### Task statement
Return each line of the listing that contains the string "Coverage".

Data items
┄┄┄┄┄┄┄┄┄┄

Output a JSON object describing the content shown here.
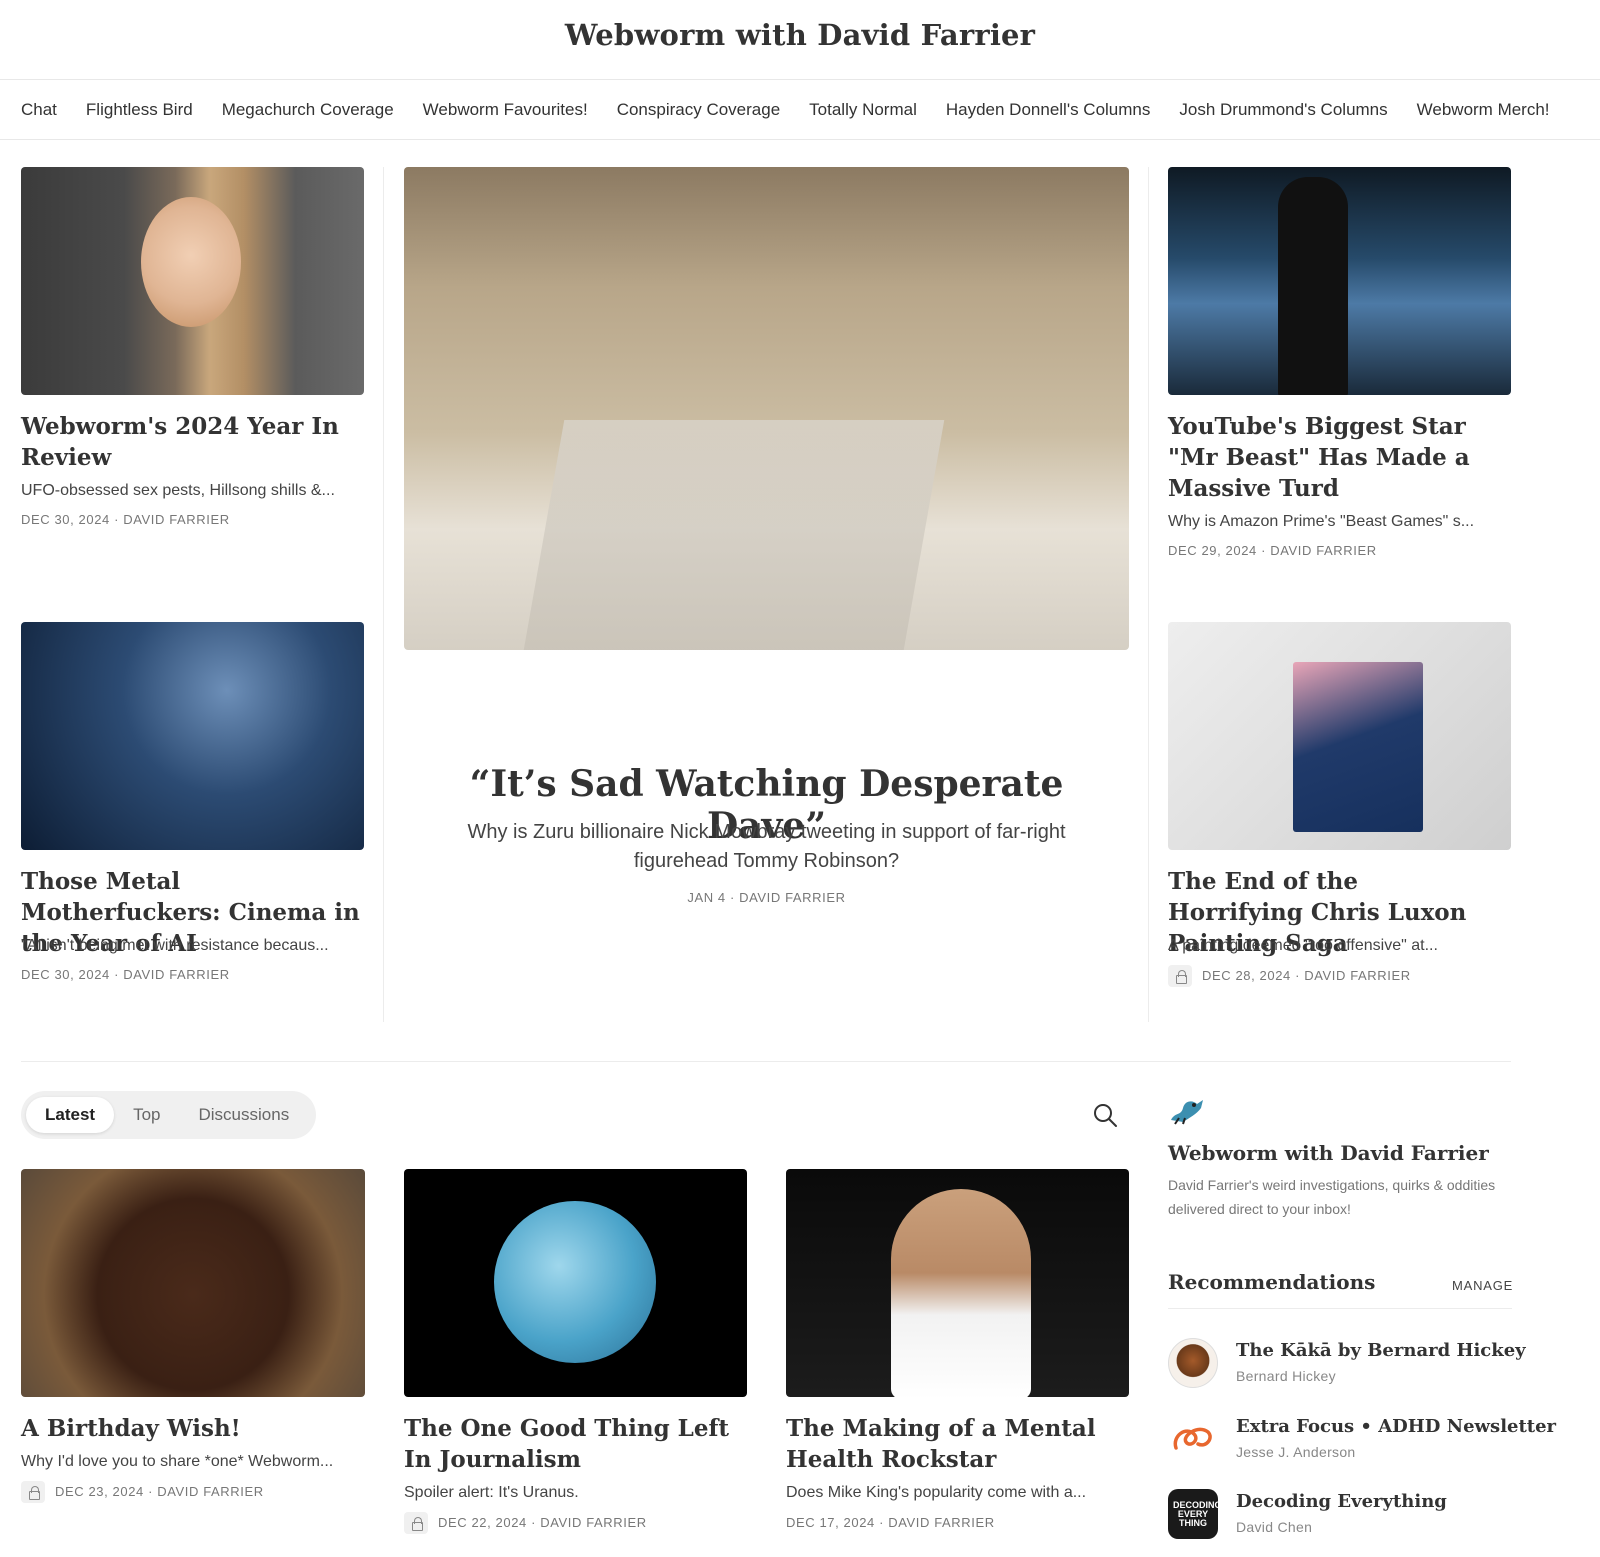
{
  "site": {
    "title": "Webworm with David Farrier"
  },
  "nav": [
    "Chat",
    "Flightless Bird",
    "Megachurch Coverage",
    "Webworm Favourites!",
    "Conspiracy Coverage",
    "Totally Normal",
    "Hayden Donnell's Columns",
    "Josh Drummond's Columns",
    "Webworm Merch!"
  ],
  "featured": {
    "left_top": {
      "title": "Webworm's 2024 Year In Review",
      "subtitle": "UFO-obsessed sex pests, Hillsong shills &...",
      "meta": "DEC 30, 2024 · DAVID FARRIER"
    },
    "left_bottom": {
      "title": "Those Metal Motherfuckers: Cinema in the Year of AI",
      "subtitle": "\"AI isn't being met with resistance becaus...",
      "meta": "DEC 30, 2024 · DAVID FARRIER"
    },
    "center": {
      "title": "“It’s Sad Watching Desperate Dave”",
      "subtitle": "Why is Zuru billionaire Nick Mowbray tweeting in support of far-right figurehead Tommy Robinson?",
      "meta": "JAN 4 · DAVID FARRIER"
    },
    "right_top": {
      "title": "YouTube's Biggest Star \"Mr Beast\" Has Made a Massive Turd",
      "subtitle": "Why is Amazon Prime's \"Beast Games\" s...",
      "meta": "DEC 29, 2024 · DAVID FARRIER"
    },
    "right_bottom": {
      "title": "The End of the Horrifying Chris Luxon Painting Saga",
      "subtitle": "A painting deemed \"too offensive\" at...",
      "meta": "DEC 28, 2024 · DAVID FARRIER"
    }
  },
  "tabs": {
    "latest": "Latest",
    "top": "Top",
    "discussions": "Discussions"
  },
  "posts": [
    {
      "title": "A Birthday Wish!",
      "subtitle": "Why I'd love you to share *one* Webworm...",
      "meta": "DEC 23, 2024 · DAVID FARRIER"
    },
    {
      "title": "The One Good Thing Left In Journalism",
      "subtitle": "Spoiler alert: It's Uranus.",
      "meta": "DEC 22, 2024 · DAVID FARRIER"
    },
    {
      "title": "The Making of a Mental Health Rockstar",
      "subtitle": "Does Mike King's popularity come with a...",
      "meta": "DEC 17, 2024 · DAVID FARRIER"
    }
  ],
  "sidebar": {
    "title": "Webworm with David Farrier",
    "description": "David Farrier's weird investigations, quirks & oddities delivered direct to your inbox!",
    "recommendations_heading": "Recommendations",
    "manage_label": "MANAGE",
    "recommendations": [
      {
        "name": "The Kākā by Bernard Hickey",
        "author": "Bernard Hickey"
      },
      {
        "name": "Extra Focus • ADHD Newsletter",
        "author": "Jesse J. Anderson"
      },
      {
        "name": "Decoding Everything",
        "author": "David Chen",
        "logo_text": "DECODING EVERY THING"
      }
    ]
  },
  "colors": {
    "accent": "#333333",
    "muted": "#777777",
    "divider": "#ececec"
  }
}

┄┄┄┄┄┄┄┄┄┄

### Correct output
    "Megachurch Coverage",
    "Conspiracy Coverage",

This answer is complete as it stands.